[[ ENTRIES SHOWN, beginning ]]
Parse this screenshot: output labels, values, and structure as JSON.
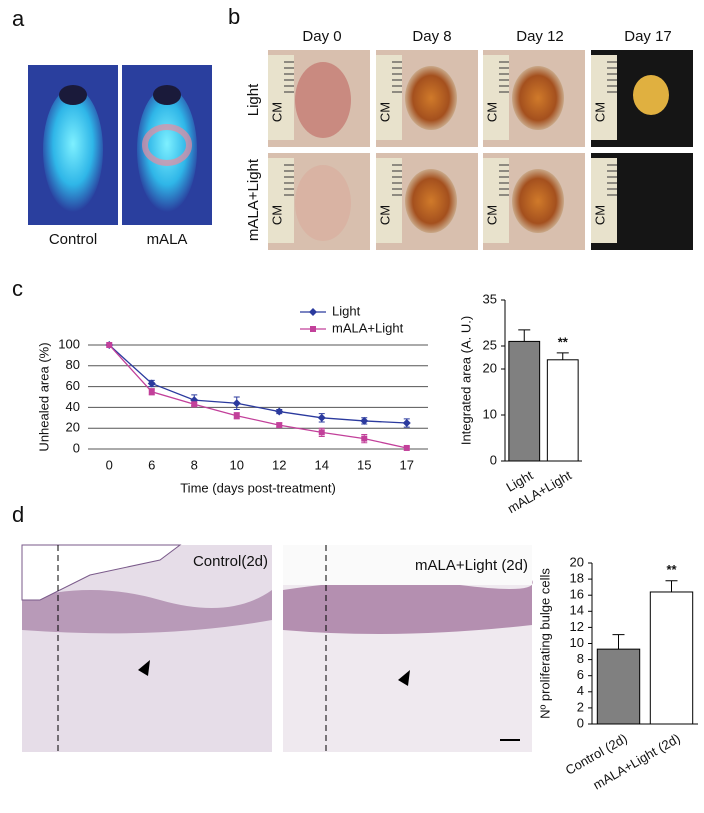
{
  "panel_labels": [
    "a",
    "b",
    "c",
    "d"
  ],
  "panel_a": {
    "captions": [
      "Control",
      "mALA"
    ]
  },
  "panel_b": {
    "days": [
      "Day 0",
      "Day 8",
      "Day 12",
      "Day 17"
    ],
    "rows": [
      "Light",
      "mALA+Light"
    ],
    "ruler_label": "CM"
  },
  "panel_d": {
    "captions": [
      "Control(2d)",
      "mALA+Light (2d)"
    ]
  },
  "chart_data": [
    {
      "type": "line",
      "y_label": "Unhealed area (%)",
      "x_label": "Time (days post-treatment)",
      "categories": [
        "0",
        "6",
        "8",
        "10",
        "12",
        "14",
        "15",
        "17"
      ],
      "series": [
        {
          "name": "Light",
          "color": "#2b3a9e",
          "marker": "diamond",
          "values": [
            100,
            63,
            47,
            44,
            36,
            30,
            27,
            25
          ],
          "errors": [
            0,
            3,
            5,
            6,
            2,
            4,
            3,
            4
          ]
        },
        {
          "name": "mALA+Light",
          "color": "#c2409a",
          "marker": "square",
          "values": [
            100,
            55,
            43,
            32,
            23,
            16,
            10,
            1
          ],
          "errors": [
            0,
            3,
            2,
            3,
            2,
            4,
            4,
            1
          ]
        }
      ],
      "ylim": [
        0,
        100
      ],
      "yticks": [
        0,
        20,
        40,
        60,
        80,
        100
      ],
      "grid": true
    },
    {
      "type": "bar",
      "y_label": "Integrated area (A. U.)",
      "categories": [
        "Light",
        "mALA+Light"
      ],
      "values": [
        26,
        22
      ],
      "errors": [
        2.5,
        1.5
      ],
      "colors": [
        "#808080",
        "#ffffff"
      ],
      "ylim": [
        0,
        35
      ],
      "yticks": [
        0,
        10,
        20,
        25,
        35
      ],
      "annotations": [
        "**"
      ]
    },
    {
      "type": "bar",
      "y_label": "Nº proliferating bulge cells",
      "categories": [
        "Control (2d)",
        "mALA+Light (2d)"
      ],
      "values": [
        9.3,
        16.4
      ],
      "errors": [
        1.8,
        1.4
      ],
      "colors": [
        "#808080",
        "#ffffff"
      ],
      "ylim": [
        0,
        20
      ],
      "yticks": [
        0,
        2,
        4,
        6,
        8,
        10,
        12,
        14,
        16,
        18,
        20
      ],
      "annotations": [
        "**"
      ]
    }
  ]
}
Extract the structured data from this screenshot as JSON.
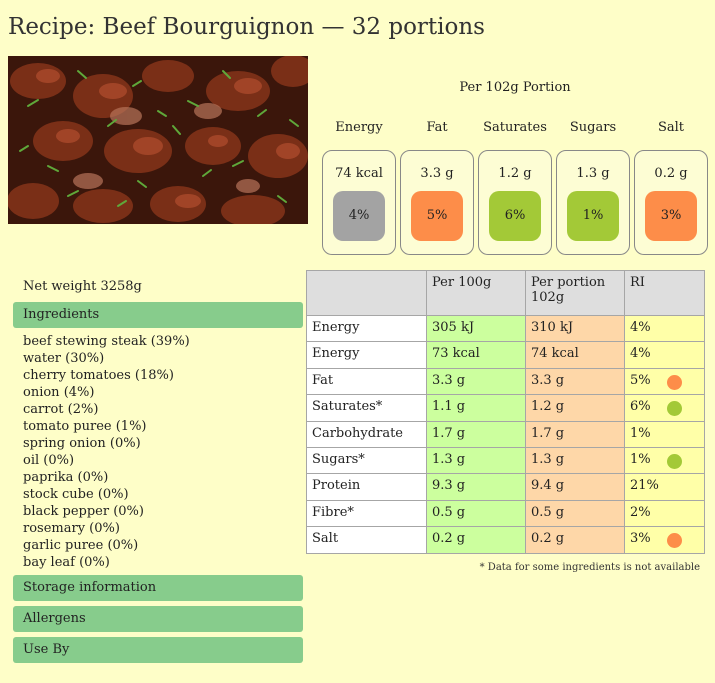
{
  "title": "Recipe: Beef Bourguignon — 32 portions",
  "portion_heading": "Per 102g Portion",
  "traffic_lights": [
    {
      "label": "Energy",
      "amount": "74 kcal",
      "pct": "4%",
      "color": "#a3a3a3"
    },
    {
      "label": "Fat",
      "amount": "3.3 g",
      "pct": "5%",
      "color": "#fd8d49"
    },
    {
      "label": "Saturates",
      "amount": "1.2 g",
      "pct": "6%",
      "color": "#a3c937"
    },
    {
      "label": "Sugars",
      "amount": "1.3 g",
      "pct": "1%",
      "color": "#a3c937"
    },
    {
      "label": "Salt",
      "amount": "0.2 g",
      "pct": "3%",
      "color": "#fd8d49"
    }
  ],
  "net_weight": "Net weight 3258g",
  "sections": {
    "ingredients": "Ingredients",
    "storage": "Storage information",
    "allergens": "Allergens",
    "use_by": "Use By"
  },
  "ingredients": [
    "beef stewing steak (39%)",
    "water (30%)",
    "cherry tomatoes (18%)",
    "onion (4%)",
    "carrot (2%)",
    "tomato puree (1%)",
    "spring onion (0%)",
    "oil (0%)",
    "paprika (0%)",
    "stock cube (0%)",
    "black pepper (0%)",
    "rosemary (0%)",
    "garlic puree (0%)",
    "bay leaf (0%)"
  ],
  "table": {
    "headers": [
      "",
      "Per 100g",
      "Per portion 102g",
      "RI"
    ],
    "rows": [
      {
        "name": "Energy",
        "per100": "305 kJ",
        "perPortion": "310 kJ",
        "ri": "4%",
        "dot": ""
      },
      {
        "name": "Energy",
        "per100": "73 kcal",
        "perPortion": "74 kcal",
        "ri": "4%",
        "dot": ""
      },
      {
        "name": "Fat",
        "per100": "3.3 g",
        "perPortion": "3.3 g",
        "ri": "5%",
        "dot": "#fd8d49"
      },
      {
        "name": "Saturates*",
        "per100": "1.1 g",
        "perPortion": "1.2 g",
        "ri": "6%",
        "dot": "#a3c937"
      },
      {
        "name": "Carbohydrate",
        "per100": "1.7 g",
        "perPortion": "1.7 g",
        "ri": "1%",
        "dot": ""
      },
      {
        "name": "Sugars*",
        "per100": "1.3 g",
        "perPortion": "1.3 g",
        "ri": "1%",
        "dot": "#a3c937"
      },
      {
        "name": "Protein",
        "per100": "9.3 g",
        "perPortion": "9.4 g",
        "ri": "21%",
        "dot": ""
      },
      {
        "name": "Fibre*",
        "per100": "0.5 g",
        "perPortion": "0.5 g",
        "ri": "2%",
        "dot": ""
      },
      {
        "name": "Salt",
        "per100": "0.2 g",
        "perPortion": "0.2 g",
        "ri": "3%",
        "dot": "#fd8d49"
      }
    ]
  },
  "footnote": "* Data for some ingredients is not available"
}
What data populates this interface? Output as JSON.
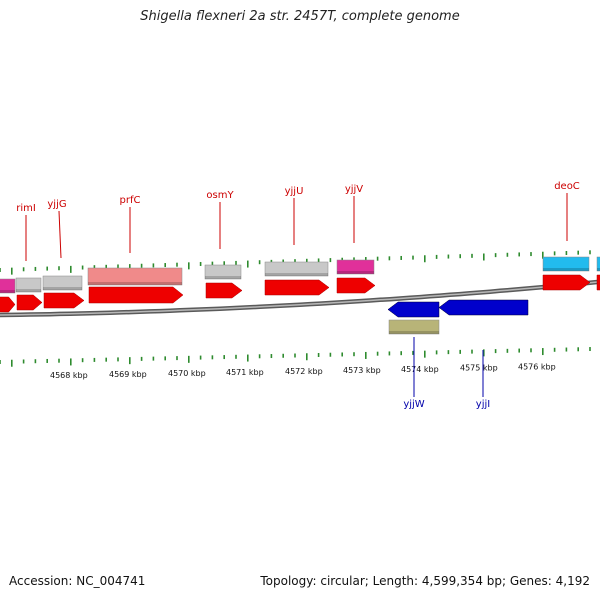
{
  "title": "Shigella flexneri 2a str. 2457T, complete genome",
  "footer": {
    "accession": "Accession: NC_004741",
    "summary": "Topology: circular; Length: 4,599,354 bp; Genes: 4,192"
  },
  "colors": {
    "forward_cds": "#ee0000",
    "reverse_cds": "#0000cc",
    "hypothetical": "#c8c8c8",
    "pink_feature": "#e0309a",
    "salmon_feature": "#f08a8a",
    "cyan_feature": "#22bbee",
    "olive_feature": "#b8b478",
    "tick_green": "#2e8b2e",
    "label_forward": "#cc0000",
    "label_reverse": "#0000aa",
    "backbone": "#7a7a7a"
  },
  "axis": {
    "unit": "kbp",
    "labels": [
      "4568 kbp",
      "4569 kbp",
      "4570 kbp",
      "4571 kbp",
      "4572 kbp",
      "4573 kbp",
      "4574 kbp",
      "4575 kbp",
      "4576 kbp"
    ]
  },
  "gene_labels_top": [
    "rimI",
    "yjjG",
    "prfC",
    "osmY",
    "yjjU",
    "yjjV",
    "deoC"
  ],
  "gene_labels_bottom": [
    "yjjW",
    "yjjI"
  ]
}
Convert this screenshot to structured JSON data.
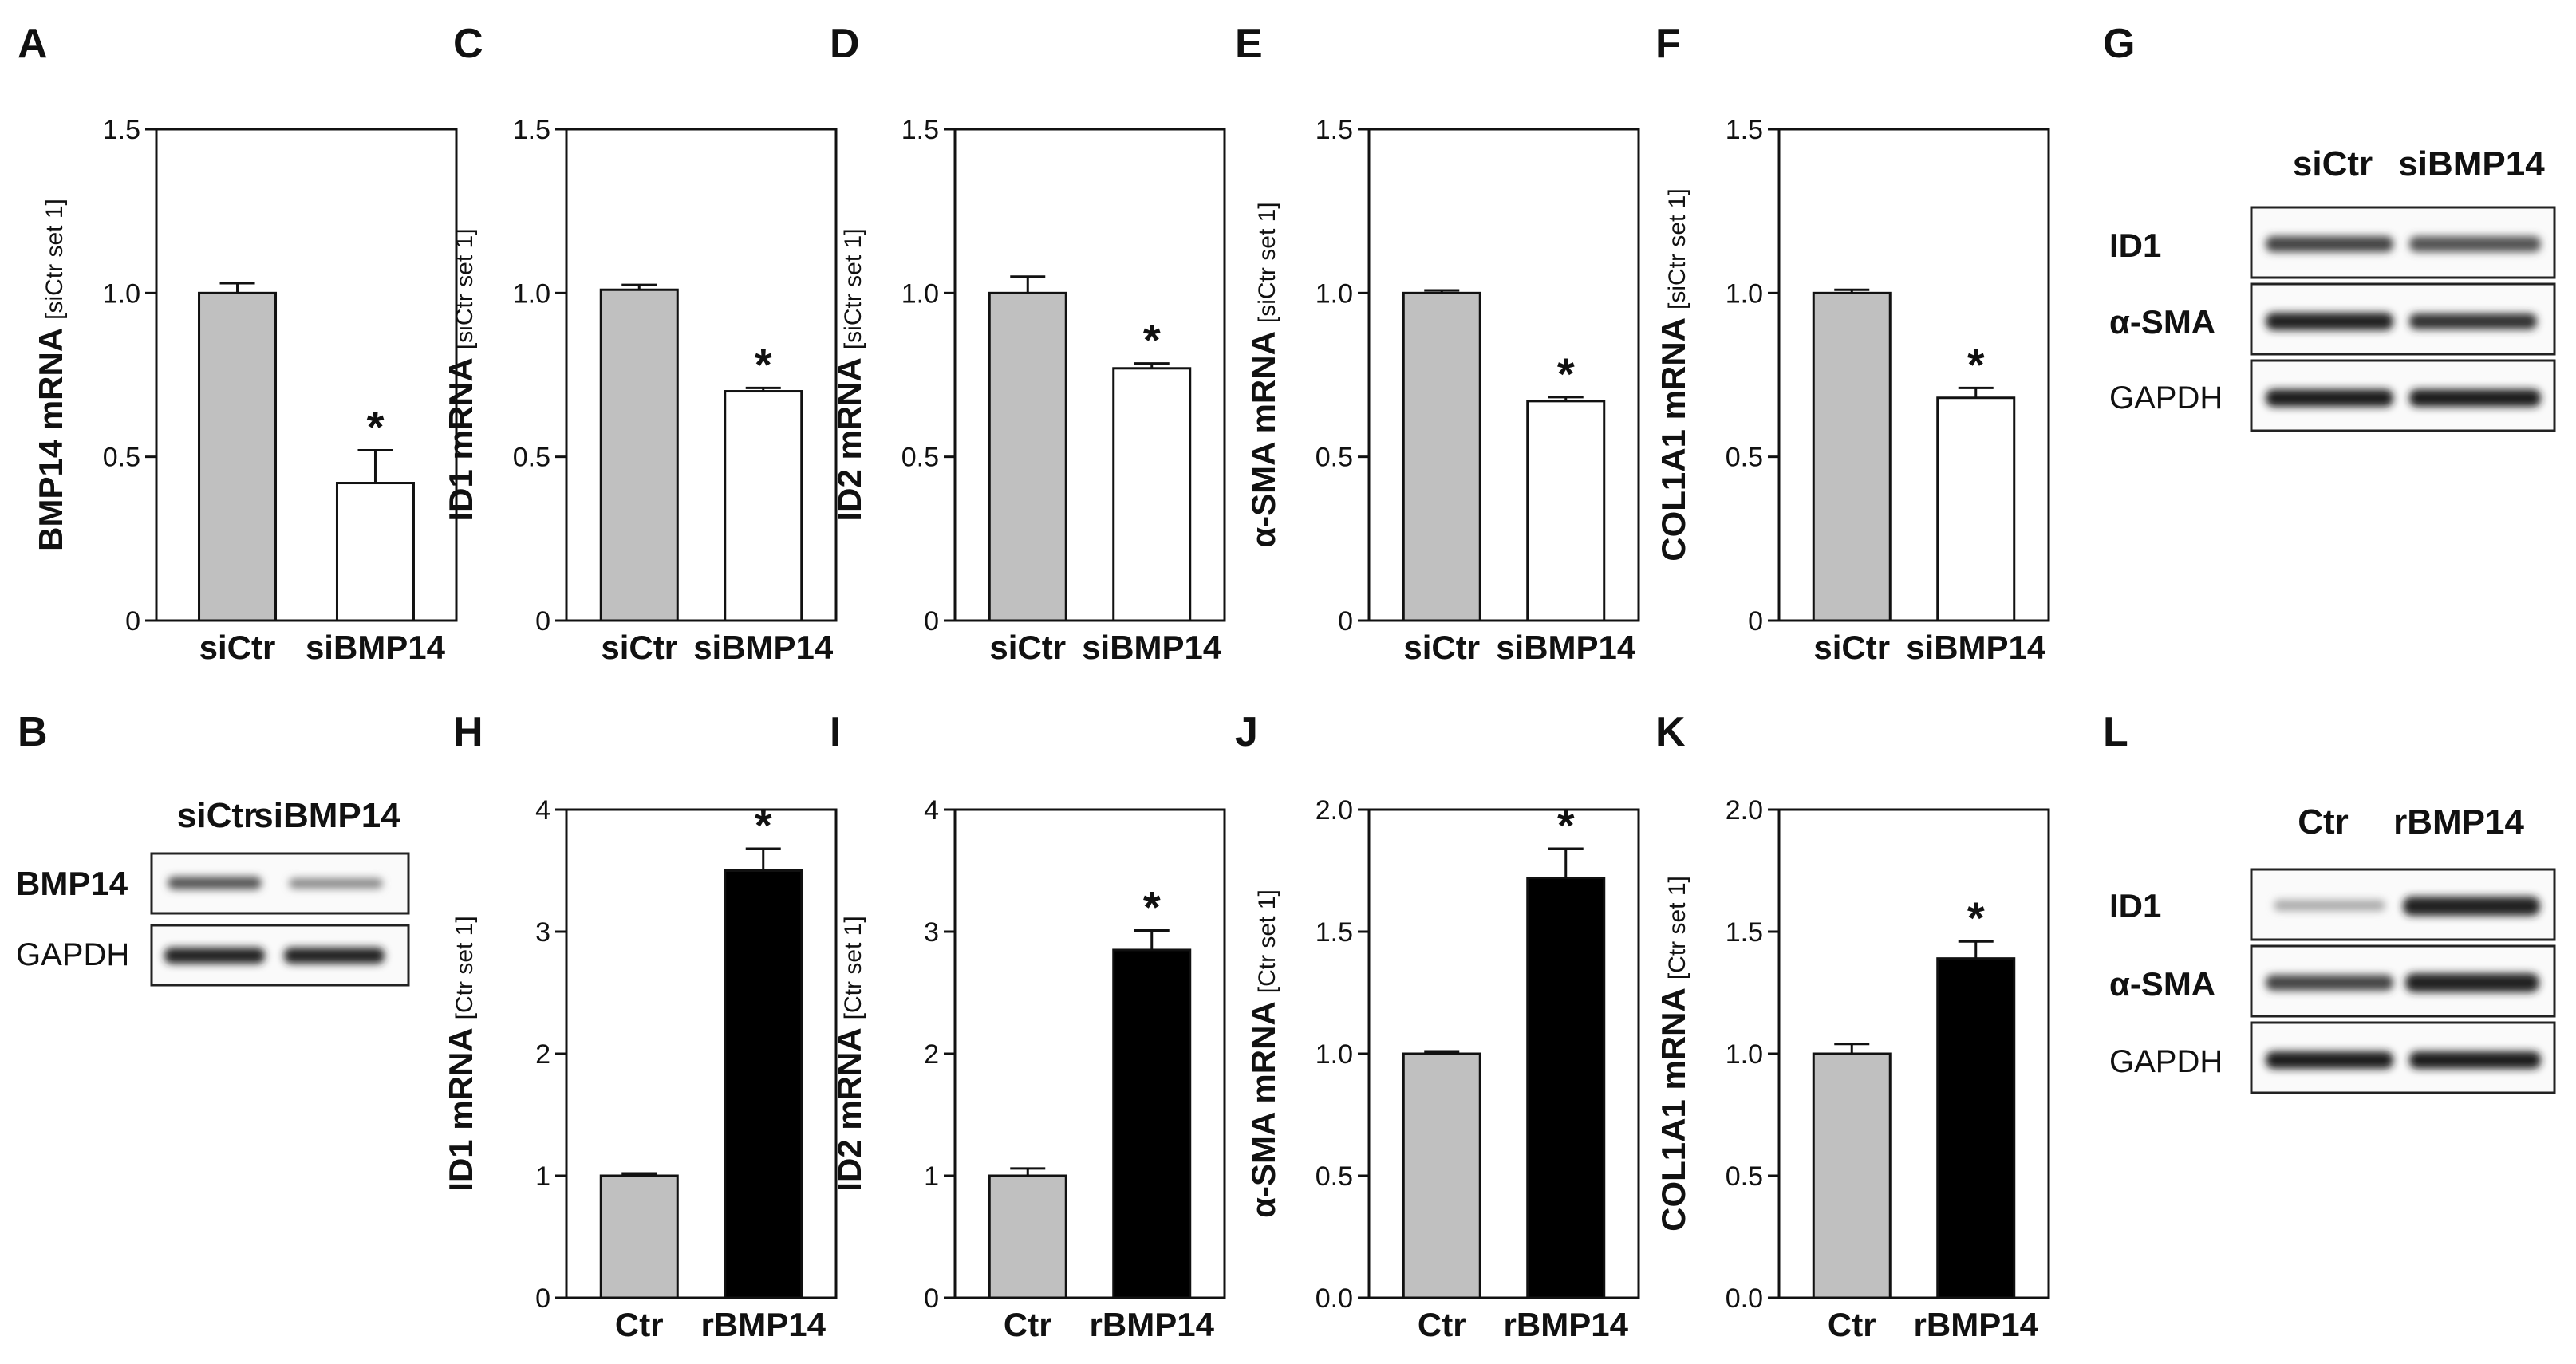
[[ ENTRIES SHOWN, end ]]
**EXERCISE:**
Each entry above must be printed exactly, apart from its pictures.

**TASK RESULT:**
Parse this screenshot: output labels, values, and structure as JSON.
{
  "panel_labels": [
    "a",
    "b",
    "c",
    "d"
  ],
  "panel_a": {
    "captions": [
      "Control",
      "mALA"
    ]
  },
  "panel_b": {
    "days": [
      "Day 0",
      "Day 8",
      "Day 12",
      "Day 17"
    ],
    "rows": [
      "Light",
      "mALA+Light"
    ],
    "ruler_label": "CM"
  },
  "panel_d": {
    "captions": [
      "Control(2d)",
      "mALA+Light (2d)"
    ]
  },
  "chart_data": [
    {
      "type": "line",
      "y_label": "Unhealed area (%)",
      "x_label": "Time (days post-treatment)",
      "categories": [
        "0",
        "6",
        "8",
        "10",
        "12",
        "14",
        "15",
        "17"
      ],
      "series": [
        {
          "name": "Light",
          "color": "#2b3a9e",
          "marker": "diamond",
          "values": [
            100,
            63,
            47,
            44,
            36,
            30,
            27,
            25
          ],
          "errors": [
            0,
            3,
            5,
            6,
            2,
            4,
            3,
            4
          ]
        },
        {
          "name": "mALA+Light",
          "color": "#c2409a",
          "marker": "square",
          "values": [
            100,
            55,
            43,
            32,
            23,
            16,
            10,
            1
          ],
          "errors": [
            0,
            3,
            2,
            3,
            2,
            4,
            4,
            1
          ]
        }
      ],
      "ylim": [
        0,
        100
      ],
      "yticks": [
        0,
        20,
        40,
        60,
        80,
        100
      ],
      "grid": true
    },
    {
      "type": "bar",
      "y_label": "Integrated area (A. U.)",
      "categories": [
        "Light",
        "mALA+Light"
      ],
      "values": [
        26,
        22
      ],
      "errors": [
        2.5,
        1.5
      ],
      "colors": [
        "#808080",
        "#ffffff"
      ],
      "ylim": [
        0,
        35
      ],
      "yticks": [
        0,
        10,
        20,
        25,
        35
      ],
      "annotations": [
        "**"
      ]
    },
    {
      "type": "bar",
      "y_label": "Nº proliferating bulge cells",
      "categories": [
        "Control (2d)",
        "mALA+Light (2d)"
      ],
      "values": [
        9.3,
        16.4
      ],
      "errors": [
        1.8,
        1.4
      ],
      "colors": [
        "#808080",
        "#ffffff"
      ],
      "ylim": [
        0,
        20
      ],
      "yticks": [
        0,
        2,
        4,
        6,
        8,
        10,
        12,
        14,
        16,
        18,
        20
      ],
      "annotations": [
        "**"
      ]
    }
  ]
}
Extract the structured data from this screenshot as JSON.
{
  "title": "Recipe: Beef Bourguignon — 32 portions",
  "portion_heading": "Per 102g Portion",
  "traffic_lights": [
    {
      "label": "Energy",
      "amount": "74 kcal",
      "pct": "4%",
      "color": "#a3a3a3"
    },
    {
      "label": "Fat",
      "amount": "3.3 g",
      "pct": "5%",
      "color": "#fd8d49"
    },
    {
      "label": "Saturates",
      "amount": "1.2 g",
      "pct": "6%",
      "color": "#a3c937"
    },
    {
      "label": "Sugars",
      "amount": "1.3 g",
      "pct": "1%",
      "color": "#a3c937"
    },
    {
      "label": "Salt",
      "amount": "0.2 g",
      "pct": "3%",
      "color": "#fd8d49"
    }
  ],
  "net_weight": "Net weight 3258g",
  "sections": {
    "ingredients": "Ingredients",
    "storage": "Storage information",
    "allergens": "Allergens",
    "use_by": "Use By"
  },
  "ingredients": [
    "beef stewing steak (39%)",
    "water (30%)",
    "cherry tomatoes (18%)",
    "onion (4%)",
    "carrot (2%)",
    "tomato puree (1%)",
    "spring onion (0%)",
    "oil (0%)",
    "paprika (0%)",
    "stock cube (0%)",
    "black pepper (0%)",
    "rosemary (0%)",
    "garlic puree (0%)",
    "bay leaf (0%)"
  ],
  "table": {
    "headers": [
      "",
      "Per 100g",
      "Per portion 102g",
      "RI"
    ],
    "rows": [
      {
        "name": "Energy",
        "per100": "305 kJ",
        "perPortion": "310 kJ",
        "ri": "4%",
        "dot": ""
      },
      {
        "name": "Energy",
        "per100": "73 kcal",
        "perPortion": "74 kcal",
        "ri": "4%",
        "dot": ""
      },
      {
        "name": "Fat",
        "per100": "3.3 g",
        "perPortion": "3.3 g",
        "ri": "5%",
        "dot": "#fd8d49"
      },
      {
        "name": "Saturates*",
        "per100": "1.1 g",
        "perPortion": "1.2 g",
        "ri": "6%",
        "dot": "#a3c937"
      },
      {
        "name": "Carbohydrate",
        "per100": "1.7 g",
        "perPortion": "1.7 g",
        "ri": "1%",
        "dot": ""
      },
      {
        "name": "Sugars*",
        "per100": "1.3 g",
        "perPortion": "1.3 g",
        "ri": "1%",
        "dot": "#a3c937"
      },
      {
        "name": "Protein",
        "per100": "9.3 g",
        "perPortion": "9.4 g",
        "ri": "21%",
        "dot": ""
      },
      {
        "name": "Fibre*",
        "per100": "0.5 g",
        "perPortion": "0.5 g",
        "ri": "2%",
        "dot": ""
      },
      {
        "name": "Salt",
        "per100": "0.2 g",
        "perPortion": "0.2 g",
        "ri": "3%",
        "dot": "#fd8d49"
      }
    ]
  },
  "footnote": "* Data for some ingredients is not available"
}
What data populates this interface? Output as JSON.
{
  "title": "Shigella flexneri 2a str. 2457T, complete genome",
  "footer": {
    "accession": "Accession: NC_004741",
    "summary": "Topology: circular; Length: 4,599,354 bp; Genes: 4,192"
  },
  "colors": {
    "forward_cds": "#ee0000",
    "reverse_cds": "#0000cc",
    "hypothetical": "#c8c8c8",
    "pink_feature": "#e0309a",
    "salmon_feature": "#f08a8a",
    "cyan_feature": "#22bbee",
    "olive_feature": "#b8b478",
    "tick_green": "#2e8b2e",
    "label_forward": "#cc0000",
    "label_reverse": "#0000aa",
    "backbone": "#7a7a7a"
  },
  "axis": {
    "unit": "kbp",
    "labels": [
      "4568 kbp",
      "4569 kbp",
      "4570 kbp",
      "4571 kbp",
      "4572 kbp",
      "4573 kbp",
      "4574 kbp",
      "4575 kbp",
      "4576 kbp"
    ]
  },
  "gene_labels_top": [
    "rimI",
    "yjjG",
    "prfC",
    "osmY",
    "yjjU",
    "yjjV",
    "deoC"
  ],
  "gene_labels_bottom": [
    "yjjW",
    "yjjI"
  ]
}
Convert this screenshot to structured JSON data.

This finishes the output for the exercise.